Przepisz materiał od pierwszego wiersza aż do wiersza z "x-tick-label: 1996: [102, 705, 173, 740]" włącznie i zastąp w nim "x-tick-label" przez "x-axis-label". Pozostałą część tego fragmentu pozostaw bez zmian.
········
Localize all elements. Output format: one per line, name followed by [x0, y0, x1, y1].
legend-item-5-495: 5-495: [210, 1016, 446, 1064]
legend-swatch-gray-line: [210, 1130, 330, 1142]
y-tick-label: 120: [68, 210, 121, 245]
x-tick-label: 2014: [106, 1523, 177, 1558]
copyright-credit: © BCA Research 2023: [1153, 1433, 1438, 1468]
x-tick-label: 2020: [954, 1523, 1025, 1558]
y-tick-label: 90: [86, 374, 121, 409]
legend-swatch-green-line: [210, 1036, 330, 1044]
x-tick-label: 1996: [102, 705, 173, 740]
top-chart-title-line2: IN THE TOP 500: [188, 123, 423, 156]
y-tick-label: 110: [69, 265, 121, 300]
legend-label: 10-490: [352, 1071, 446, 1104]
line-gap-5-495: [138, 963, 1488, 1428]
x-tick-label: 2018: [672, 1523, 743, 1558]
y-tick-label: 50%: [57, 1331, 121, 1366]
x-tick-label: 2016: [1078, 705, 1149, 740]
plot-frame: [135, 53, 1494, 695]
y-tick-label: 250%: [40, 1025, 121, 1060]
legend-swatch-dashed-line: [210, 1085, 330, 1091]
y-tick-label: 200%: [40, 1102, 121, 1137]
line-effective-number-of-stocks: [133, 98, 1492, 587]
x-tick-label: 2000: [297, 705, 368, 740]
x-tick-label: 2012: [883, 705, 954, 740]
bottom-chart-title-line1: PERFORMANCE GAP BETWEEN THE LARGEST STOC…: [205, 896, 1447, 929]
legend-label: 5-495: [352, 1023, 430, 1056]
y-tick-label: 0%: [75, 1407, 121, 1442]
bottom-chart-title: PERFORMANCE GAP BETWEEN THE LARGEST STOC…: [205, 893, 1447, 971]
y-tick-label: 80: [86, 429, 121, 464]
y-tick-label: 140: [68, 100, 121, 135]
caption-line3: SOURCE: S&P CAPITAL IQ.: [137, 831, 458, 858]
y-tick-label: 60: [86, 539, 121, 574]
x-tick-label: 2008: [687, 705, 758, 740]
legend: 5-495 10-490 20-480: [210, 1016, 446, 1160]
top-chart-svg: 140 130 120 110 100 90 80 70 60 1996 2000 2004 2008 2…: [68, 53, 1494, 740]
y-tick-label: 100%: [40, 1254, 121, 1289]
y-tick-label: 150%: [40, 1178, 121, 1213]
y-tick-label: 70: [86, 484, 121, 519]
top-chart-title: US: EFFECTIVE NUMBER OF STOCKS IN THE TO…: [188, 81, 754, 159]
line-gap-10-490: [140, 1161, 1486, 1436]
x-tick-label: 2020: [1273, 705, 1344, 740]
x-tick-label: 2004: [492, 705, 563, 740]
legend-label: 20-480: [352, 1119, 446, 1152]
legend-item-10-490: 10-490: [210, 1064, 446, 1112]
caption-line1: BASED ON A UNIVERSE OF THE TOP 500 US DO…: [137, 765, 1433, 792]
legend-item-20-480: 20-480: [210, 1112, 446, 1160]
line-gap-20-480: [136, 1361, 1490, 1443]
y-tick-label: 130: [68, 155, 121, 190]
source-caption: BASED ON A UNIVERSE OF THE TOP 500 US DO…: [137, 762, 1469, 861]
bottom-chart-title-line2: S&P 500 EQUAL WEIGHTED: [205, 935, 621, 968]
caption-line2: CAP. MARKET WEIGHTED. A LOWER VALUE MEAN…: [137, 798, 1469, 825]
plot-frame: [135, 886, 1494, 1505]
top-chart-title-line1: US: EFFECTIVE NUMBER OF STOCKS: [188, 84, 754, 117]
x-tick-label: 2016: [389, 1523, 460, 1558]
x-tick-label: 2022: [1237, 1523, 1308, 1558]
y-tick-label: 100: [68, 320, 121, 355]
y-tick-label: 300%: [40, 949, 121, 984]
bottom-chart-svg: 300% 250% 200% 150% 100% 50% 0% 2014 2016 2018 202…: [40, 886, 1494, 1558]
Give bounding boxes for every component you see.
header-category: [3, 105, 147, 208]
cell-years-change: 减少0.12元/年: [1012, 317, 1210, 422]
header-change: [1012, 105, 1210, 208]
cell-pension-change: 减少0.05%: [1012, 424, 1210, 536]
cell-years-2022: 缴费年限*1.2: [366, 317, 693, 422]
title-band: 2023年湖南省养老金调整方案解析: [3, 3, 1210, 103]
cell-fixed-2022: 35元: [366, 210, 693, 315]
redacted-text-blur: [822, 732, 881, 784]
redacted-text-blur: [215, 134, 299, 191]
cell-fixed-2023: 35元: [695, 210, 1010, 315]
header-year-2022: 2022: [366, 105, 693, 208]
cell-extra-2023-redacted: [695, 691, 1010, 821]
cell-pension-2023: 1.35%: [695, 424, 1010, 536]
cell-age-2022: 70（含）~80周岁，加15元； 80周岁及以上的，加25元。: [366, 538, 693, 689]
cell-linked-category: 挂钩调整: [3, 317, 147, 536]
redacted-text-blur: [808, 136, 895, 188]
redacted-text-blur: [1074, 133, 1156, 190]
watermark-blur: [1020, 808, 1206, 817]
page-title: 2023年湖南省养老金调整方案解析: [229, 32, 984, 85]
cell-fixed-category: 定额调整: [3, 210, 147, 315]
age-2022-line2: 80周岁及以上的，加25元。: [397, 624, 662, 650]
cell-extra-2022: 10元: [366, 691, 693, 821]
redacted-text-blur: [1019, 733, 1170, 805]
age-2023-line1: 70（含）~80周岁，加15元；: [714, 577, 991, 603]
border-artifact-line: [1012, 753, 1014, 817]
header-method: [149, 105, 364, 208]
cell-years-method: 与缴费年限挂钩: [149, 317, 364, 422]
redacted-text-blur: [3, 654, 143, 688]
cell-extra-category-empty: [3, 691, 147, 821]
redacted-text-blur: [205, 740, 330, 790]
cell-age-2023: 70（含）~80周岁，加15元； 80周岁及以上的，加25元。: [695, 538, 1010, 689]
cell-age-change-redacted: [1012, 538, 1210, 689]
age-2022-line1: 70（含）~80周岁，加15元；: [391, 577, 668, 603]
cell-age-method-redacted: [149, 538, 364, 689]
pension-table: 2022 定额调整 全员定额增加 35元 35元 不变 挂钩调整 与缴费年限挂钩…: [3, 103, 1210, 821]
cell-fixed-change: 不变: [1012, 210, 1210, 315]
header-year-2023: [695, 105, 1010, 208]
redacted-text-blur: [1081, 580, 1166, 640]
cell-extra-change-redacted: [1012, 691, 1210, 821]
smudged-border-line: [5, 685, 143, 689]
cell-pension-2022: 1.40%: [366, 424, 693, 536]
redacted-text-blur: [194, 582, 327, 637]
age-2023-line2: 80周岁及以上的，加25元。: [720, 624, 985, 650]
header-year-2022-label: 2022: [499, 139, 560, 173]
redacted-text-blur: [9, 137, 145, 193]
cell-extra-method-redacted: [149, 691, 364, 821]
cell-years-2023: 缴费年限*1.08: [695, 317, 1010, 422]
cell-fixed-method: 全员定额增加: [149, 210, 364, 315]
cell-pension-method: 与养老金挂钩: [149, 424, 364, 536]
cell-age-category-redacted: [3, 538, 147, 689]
········
#### [Rozwiązanie zadania]
Localize all elements. Output format: one per line, name followed by [x0, y0, x1, y1].
legend-item-5-495: 5-495: [210, 1016, 446, 1064]
legend-swatch-gray-line: [210, 1130, 330, 1142]
y-tick-label: 120: [68, 210, 121, 245]
x-axis-label: 2014: [106, 1523, 177, 1558]
copyright-credit: © BCA Research 2023: [1153, 1433, 1438, 1468]
x-axis-label: 2020: [954, 1523, 1025, 1558]
y-tick-label: 90: [86, 374, 121, 409]
legend-swatch-green-line: [210, 1036, 330, 1044]
x-axis-label: 1996: [102, 705, 173, 740]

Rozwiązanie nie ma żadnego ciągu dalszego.